Recorded data:
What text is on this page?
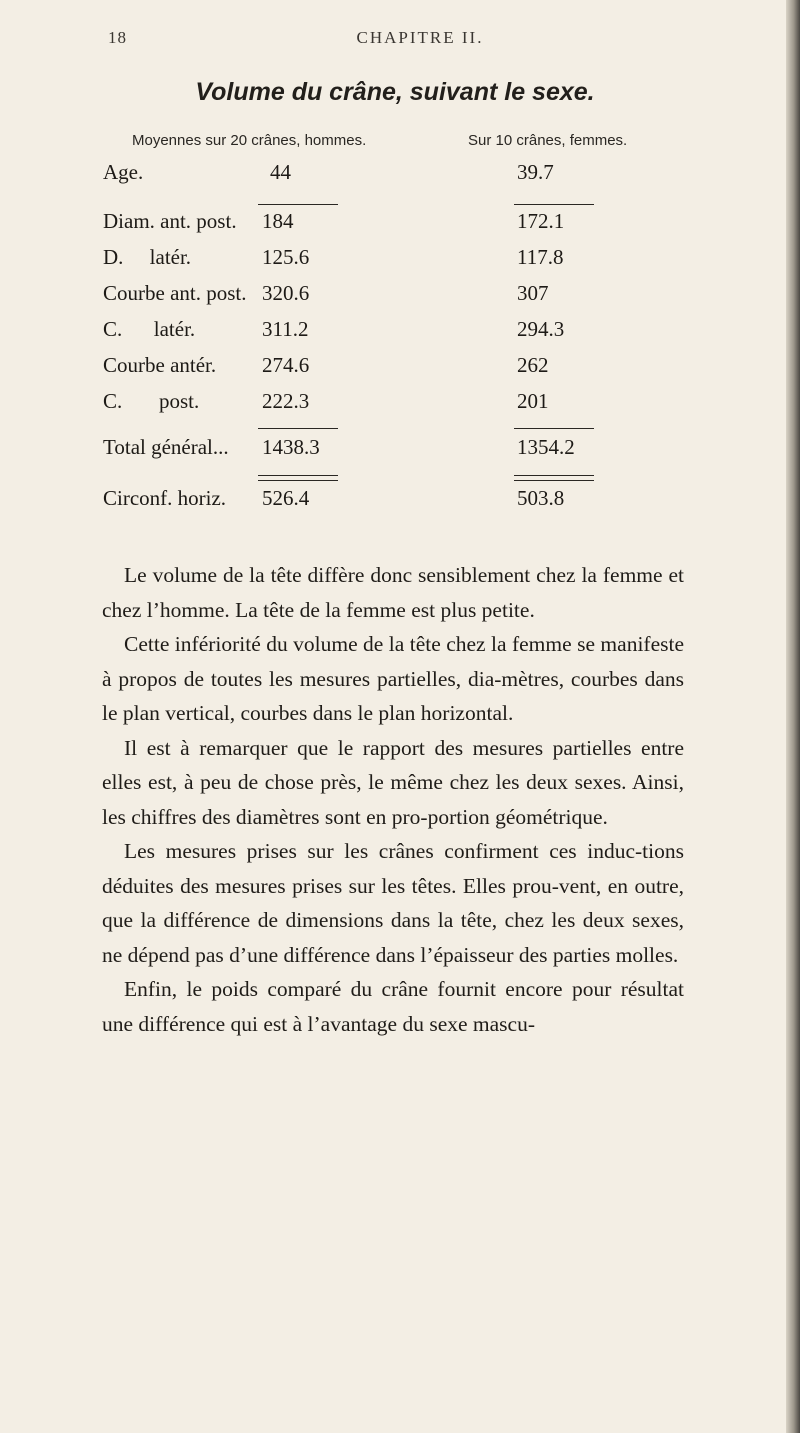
18	CHAPITRE II.
Volume du crâne, suivant le sexe.
Moyennes sur 20 crânes, hommes.	Sur 10 crânes, femmes.
Age.	44	39.7
Diam. ant. post. 184	172.1
D.     latér.	125.6	117.8
Courbe ant. post. 320.6	307
C.      latér.	311.2	294.3
Courbe antér. 274.6	262
C.       post.	222.3	201
Total général... 1438.3	1354.2
Circonf. horiz. 526.4	503.8

Le volume de la tête diffère donc sensiblement chez la femme et chez l’homme. La tête de la femme est plus petite.

Cette infériorité du volume de la tête chez la femme se manifeste à propos de toutes les mesures partielles, dia-mètres, courbes dans le plan vertical, courbes dans le plan horizontal.

Il est à remarquer que le rapport des mesures partielles entre elles est, à peu de chose près, le même chez les deux sexes. Ainsi, les chiffres des diamètres sont en pro-portion géométrique.

Les mesures prises sur les crânes confirment ces induc-tions déduites des mesures prises sur les têtes. Elles prou-vent, en outre, que la différence de dimensions dans la tête, chez les deux sexes, ne dépend pas d’une différence dans l’épaisseur des parties molles.

Enfin, le poids comparé du crâne fournit encore pour résultat une différence qui est à l’avantage du sexe mascu-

To be done:
Using the data above, write out every line exactly, leaving the images behind.

Exercise result:
What text is on this page?
18	CHAPITRE II.
Volume du crâne, suivant le sexe.
Moyennes sur 20 crânes, hommes.	Sur 10 crânes, femmes.
Age.	44	39.7
Diam. ant. post. 184	172.1
D.     latér.	125.6	117.8
Courbe ant. post. 320.6	307
C.      latér.	311.2	294.3
Courbe antér. 274.6	262
C.       post.	222.3	201
Total général... 1438.3	1354.2
Circonf. horiz. 526.4	503.8

Le volume de la tête diffère donc sensiblement chez la femme et chez l’homme. La tête de la femme est plus petite.

Cette infériorité du volume de la tête chez la femme se manifeste à propos de toutes les mesures partielles, dia-mètres, courbes dans le plan vertical, courbes dans le plan horizontal.

Il est à remarquer que le rapport des mesures partielles entre elles est, à peu de chose près, le même chez les deux sexes. Ainsi, les chiffres des diamètres sont en pro-portion géométrique.

Les mesures prises sur les crânes confirment ces induc-tions déduites des mesures prises sur les têtes. Elles prou-vent, en outre, que la différence de dimensions dans la tête, chez les deux sexes, ne dépend pas d’une différence dans l’épaisseur des parties molles.

Enfin, le poids comparé du crâne fournit encore pour résultat une différence qui est à l’avantage du sexe mascu-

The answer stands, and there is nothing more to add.